(Records excerpted from a collection)

↓

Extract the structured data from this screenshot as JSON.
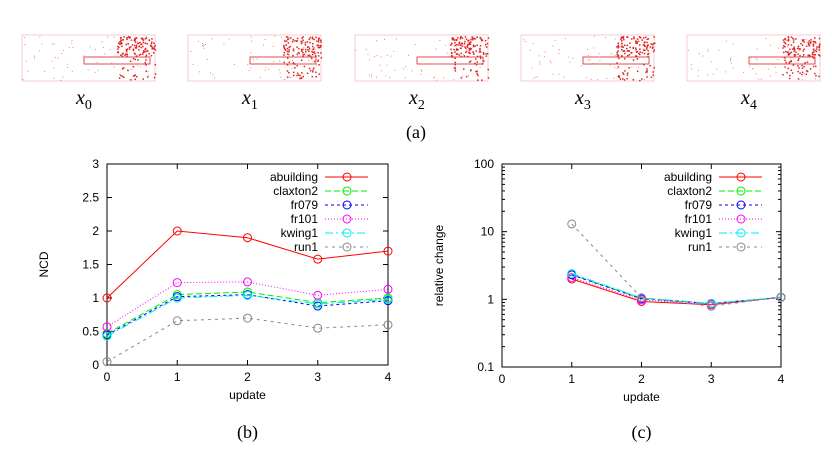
{
  "panel_a": {
    "label": "(a)",
    "images": [
      {
        "sym": "x",
        "sub": "0"
      },
      {
        "sym": "x",
        "sub": "1"
      },
      {
        "sym": "x",
        "sub": "2"
      },
      {
        "sym": "x",
        "sub": "3"
      },
      {
        "sym": "x",
        "sub": "4"
      }
    ]
  },
  "chart_data": [
    {
      "panel": "(b)",
      "type": "line",
      "xlabel": "update",
      "ylabel": "NCD",
      "x": [
        0,
        1,
        2,
        3,
        4
      ],
      "xlim": [
        0,
        4
      ],
      "ylim": [
        0,
        3
      ],
      "yticks": [
        "0",
        "0.5",
        "1",
        "1.5",
        "2",
        "2.5",
        "3"
      ],
      "xticks": [
        "0",
        "1",
        "2",
        "3",
        "4"
      ],
      "legend": "top-right",
      "series": [
        {
          "name": "abuilding",
          "color": "#ff0000",
          "dash": "",
          "values": [
            1.0,
            2.0,
            1.9,
            1.58,
            1.7
          ]
        },
        {
          "name": "claxton2",
          "color": "#00ee00",
          "dash": "6,3",
          "values": [
            0.47,
            1.05,
            1.09,
            0.93,
            1.0
          ]
        },
        {
          "name": "fr079",
          "color": "#0000ff",
          "dash": "3,3",
          "values": [
            0.45,
            1.02,
            1.05,
            0.88,
            0.96
          ]
        },
        {
          "name": "fr101",
          "color": "#ff00ff",
          "dash": "1,2",
          "values": [
            0.57,
            1.23,
            1.24,
            1.04,
            1.13
          ]
        },
        {
          "name": "kwing1",
          "color": "#00eeee",
          "dash": "8,3,2,3",
          "values": [
            0.43,
            1.0,
            1.04,
            0.91,
            0.98
          ]
        },
        {
          "name": "run1",
          "color": "#888888",
          "dash": "3,4",
          "values": [
            0.05,
            0.66,
            0.7,
            0.55,
            0.6
          ]
        }
      ]
    },
    {
      "panel": "(c)",
      "type": "line",
      "xlabel": "update",
      "ylabel": "relative change",
      "x": [
        1,
        2,
        3,
        4
      ],
      "xlim": [
        0,
        4
      ],
      "ylim": [
        0.1,
        100
      ],
      "yscale": "log",
      "yticks": [
        "0.1",
        "1",
        "10",
        "100"
      ],
      "xticks": [
        "0",
        "1",
        "2",
        "3",
        "4"
      ],
      "legend": "top-right",
      "series": [
        {
          "name": "abuilding",
          "color": "#ff0000",
          "dash": "",
          "values": [
            2.0,
            0.93,
            0.83,
            1.07
          ]
        },
        {
          "name": "claxton2",
          "color": "#00ee00",
          "dash": "6,3",
          "values": [
            2.3,
            1.04,
            0.86,
            1.07
          ]
        },
        {
          "name": "fr079",
          "color": "#0000ff",
          "dash": "3,3",
          "values": [
            2.3,
            1.02,
            0.87,
            1.07
          ]
        },
        {
          "name": "fr101",
          "color": "#ff00ff",
          "dash": "1,2",
          "values": [
            2.1,
            0.98,
            0.84,
            1.07
          ]
        },
        {
          "name": "kwing1",
          "color": "#00eeee",
          "dash": "8,3,2,3",
          "values": [
            2.4,
            1.05,
            0.87,
            1.07
          ]
        },
        {
          "name": "run1",
          "color": "#888888",
          "dash": "3,4",
          "values": [
            13,
            1.05,
            0.79,
            1.08
          ]
        }
      ]
    }
  ]
}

↑

◆ **Your instructions**: Output the lines above in full and exactly as given, omitting any pictures.

◆ **Result of this task**:
Extract the structured data from this screenshot as JSON.
{
  "panel_a": {
    "label": "(a)",
    "images": [
      {
        "sym": "x",
        "sub": "0"
      },
      {
        "sym": "x",
        "sub": "1"
      },
      {
        "sym": "x",
        "sub": "2"
      },
      {
        "sym": "x",
        "sub": "3"
      },
      {
        "sym": "x",
        "sub": "4"
      }
    ]
  },
  "chart_data": [
    {
      "panel": "(b)",
      "type": "line",
      "xlabel": "update",
      "ylabel": "NCD",
      "x": [
        0,
        1,
        2,
        3,
        4
      ],
      "xlim": [
        0,
        4
      ],
      "ylim": [
        0,
        3
      ],
      "yticks": [
        "0",
        "0.5",
        "1",
        "1.5",
        "2",
        "2.5",
        "3"
      ],
      "xticks": [
        "0",
        "1",
        "2",
        "3",
        "4"
      ],
      "legend": "top-right",
      "series": [
        {
          "name": "abuilding",
          "color": "#ff0000",
          "dash": "",
          "values": [
            1.0,
            2.0,
            1.9,
            1.58,
            1.7
          ]
        },
        {
          "name": "claxton2",
          "color": "#00ee00",
          "dash": "6,3",
          "values": [
            0.47,
            1.05,
            1.09,
            0.93,
            1.0
          ]
        },
        {
          "name": "fr079",
          "color": "#0000ff",
          "dash": "3,3",
          "values": [
            0.45,
            1.02,
            1.05,
            0.88,
            0.96
          ]
        },
        {
          "name": "fr101",
          "color": "#ff00ff",
          "dash": "1,2",
          "values": [
            0.57,
            1.23,
            1.24,
            1.04,
            1.13
          ]
        },
        {
          "name": "kwing1",
          "color": "#00eeee",
          "dash": "8,3,2,3",
          "values": [
            0.43,
            1.0,
            1.04,
            0.91,
            0.98
          ]
        },
        {
          "name": "run1",
          "color": "#888888",
          "dash": "3,4",
          "values": [
            0.05,
            0.66,
            0.7,
            0.55,
            0.6
          ]
        }
      ]
    },
    {
      "panel": "(c)",
      "type": "line",
      "xlabel": "update",
      "ylabel": "relative change",
      "x": [
        1,
        2,
        3,
        4
      ],
      "xlim": [
        0,
        4
      ],
      "ylim": [
        0.1,
        100
      ],
      "yscale": "log",
      "yticks": [
        "0.1",
        "1",
        "10",
        "100"
      ],
      "xticks": [
        "0",
        "1",
        "2",
        "3",
        "4"
      ],
      "legend": "top-right",
      "series": [
        {
          "name": "abuilding",
          "color": "#ff0000",
          "dash": "",
          "values": [
            2.0,
            0.93,
            0.83,
            1.07
          ]
        },
        {
          "name": "claxton2",
          "color": "#00ee00",
          "dash": "6,3",
          "values": [
            2.3,
            1.04,
            0.86,
            1.07
          ]
        },
        {
          "name": "fr079",
          "color": "#0000ff",
          "dash": "3,3",
          "values": [
            2.3,
            1.02,
            0.87,
            1.07
          ]
        },
        {
          "name": "fr101",
          "color": "#ff00ff",
          "dash": "1,2",
          "values": [
            2.1,
            0.98,
            0.84,
            1.07
          ]
        },
        {
          "name": "kwing1",
          "color": "#00eeee",
          "dash": "8,3,2,3",
          "values": [
            2.4,
            1.05,
            0.87,
            1.07
          ]
        },
        {
          "name": "run1",
          "color": "#888888",
          "dash": "3,4",
          "values": [
            13,
            1.05,
            0.79,
            1.08
          ]
        }
      ]
    }
  ]
}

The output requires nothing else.